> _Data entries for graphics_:
━━━

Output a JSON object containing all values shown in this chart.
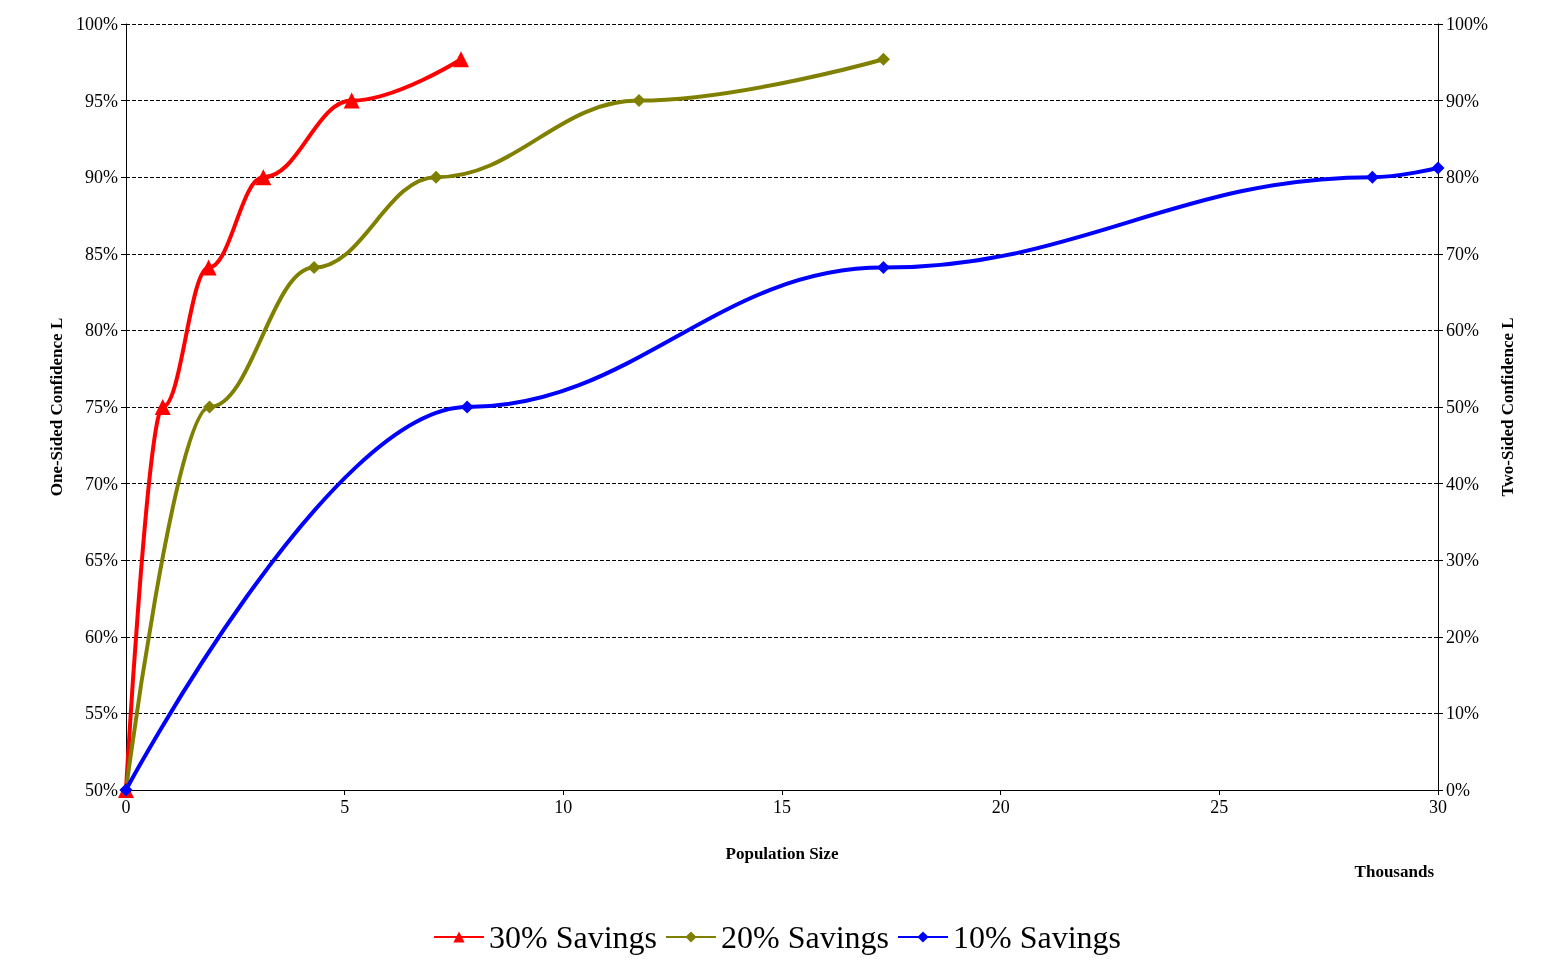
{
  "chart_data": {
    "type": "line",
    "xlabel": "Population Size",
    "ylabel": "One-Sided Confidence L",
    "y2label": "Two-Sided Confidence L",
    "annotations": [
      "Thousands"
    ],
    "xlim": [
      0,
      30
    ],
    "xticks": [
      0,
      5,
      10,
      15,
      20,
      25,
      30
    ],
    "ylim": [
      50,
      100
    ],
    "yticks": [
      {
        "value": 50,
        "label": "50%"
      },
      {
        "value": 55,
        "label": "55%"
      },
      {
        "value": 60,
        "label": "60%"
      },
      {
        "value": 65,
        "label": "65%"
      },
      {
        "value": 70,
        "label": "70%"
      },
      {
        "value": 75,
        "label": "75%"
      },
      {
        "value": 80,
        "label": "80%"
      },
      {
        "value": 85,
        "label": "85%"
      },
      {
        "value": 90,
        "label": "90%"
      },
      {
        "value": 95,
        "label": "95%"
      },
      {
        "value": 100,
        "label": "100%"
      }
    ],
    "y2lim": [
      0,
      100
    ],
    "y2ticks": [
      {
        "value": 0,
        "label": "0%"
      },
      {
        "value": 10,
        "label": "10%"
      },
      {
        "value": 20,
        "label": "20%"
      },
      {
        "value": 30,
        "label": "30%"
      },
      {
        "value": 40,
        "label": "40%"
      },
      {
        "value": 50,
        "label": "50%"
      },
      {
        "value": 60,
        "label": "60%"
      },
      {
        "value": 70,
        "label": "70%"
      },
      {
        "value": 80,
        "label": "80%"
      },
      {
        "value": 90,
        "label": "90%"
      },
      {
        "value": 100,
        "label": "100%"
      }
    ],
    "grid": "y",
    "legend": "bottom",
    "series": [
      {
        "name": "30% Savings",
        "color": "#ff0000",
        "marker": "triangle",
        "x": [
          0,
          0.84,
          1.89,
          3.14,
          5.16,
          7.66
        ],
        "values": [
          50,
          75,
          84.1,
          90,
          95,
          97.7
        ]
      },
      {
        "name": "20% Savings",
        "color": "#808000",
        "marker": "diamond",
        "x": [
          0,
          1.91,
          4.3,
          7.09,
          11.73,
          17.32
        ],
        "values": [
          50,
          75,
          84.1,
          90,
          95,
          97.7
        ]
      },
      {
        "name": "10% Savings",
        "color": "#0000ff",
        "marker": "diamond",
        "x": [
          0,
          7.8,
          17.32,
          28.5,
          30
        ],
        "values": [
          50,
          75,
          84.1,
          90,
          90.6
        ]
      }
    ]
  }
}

━━━

> _Goal of the exercise_: Transcribe all of the entries word for word, but skip any pictures they contain.

> _Response to this exercise_:
Output a JSON object containing all values shown in this chart.
{
  "chart_data": {
    "type": "line",
    "xlabel": "Population Size",
    "ylabel": "One-Sided Confidence L",
    "y2label": "Two-Sided Confidence L",
    "annotations": [
      "Thousands"
    ],
    "xlim": [
      0,
      30
    ],
    "xticks": [
      0,
      5,
      10,
      15,
      20,
      25,
      30
    ],
    "ylim": [
      50,
      100
    ],
    "yticks": [
      {
        "value": 50,
        "label": "50%"
      },
      {
        "value": 55,
        "label": "55%"
      },
      {
        "value": 60,
        "label": "60%"
      },
      {
        "value": 65,
        "label": "65%"
      },
      {
        "value": 70,
        "label": "70%"
      },
      {
        "value": 75,
        "label": "75%"
      },
      {
        "value": 80,
        "label": "80%"
      },
      {
        "value": 85,
        "label": "85%"
      },
      {
        "value": 90,
        "label": "90%"
      },
      {
        "value": 95,
        "label": "95%"
      },
      {
        "value": 100,
        "label": "100%"
      }
    ],
    "y2lim": [
      0,
      100
    ],
    "y2ticks": [
      {
        "value": 0,
        "label": "0%"
      },
      {
        "value": 10,
        "label": "10%"
      },
      {
        "value": 20,
        "label": "20%"
      },
      {
        "value": 30,
        "label": "30%"
      },
      {
        "value": 40,
        "label": "40%"
      },
      {
        "value": 50,
        "label": "50%"
      },
      {
        "value": 60,
        "label": "60%"
      },
      {
        "value": 70,
        "label": "70%"
      },
      {
        "value": 80,
        "label": "80%"
      },
      {
        "value": 90,
        "label": "90%"
      },
      {
        "value": 100,
        "label": "100%"
      }
    ],
    "grid": "y",
    "legend": "bottom",
    "series": [
      {
        "name": "30% Savings",
        "color": "#ff0000",
        "marker": "triangle",
        "x": [
          0,
          0.84,
          1.89,
          3.14,
          5.16,
          7.66
        ],
        "values": [
          50,
          75,
          84.1,
          90,
          95,
          97.7
        ]
      },
      {
        "name": "20% Savings",
        "color": "#808000",
        "marker": "diamond",
        "x": [
          0,
          1.91,
          4.3,
          7.09,
          11.73,
          17.32
        ],
        "values": [
          50,
          75,
          84.1,
          90,
          95,
          97.7
        ]
      },
      {
        "name": "10% Savings",
        "color": "#0000ff",
        "marker": "diamond",
        "x": [
          0,
          7.8,
          17.32,
          28.5,
          30
        ],
        "values": [
          50,
          75,
          84.1,
          90,
          90.6
        ]
      }
    ]
  }
}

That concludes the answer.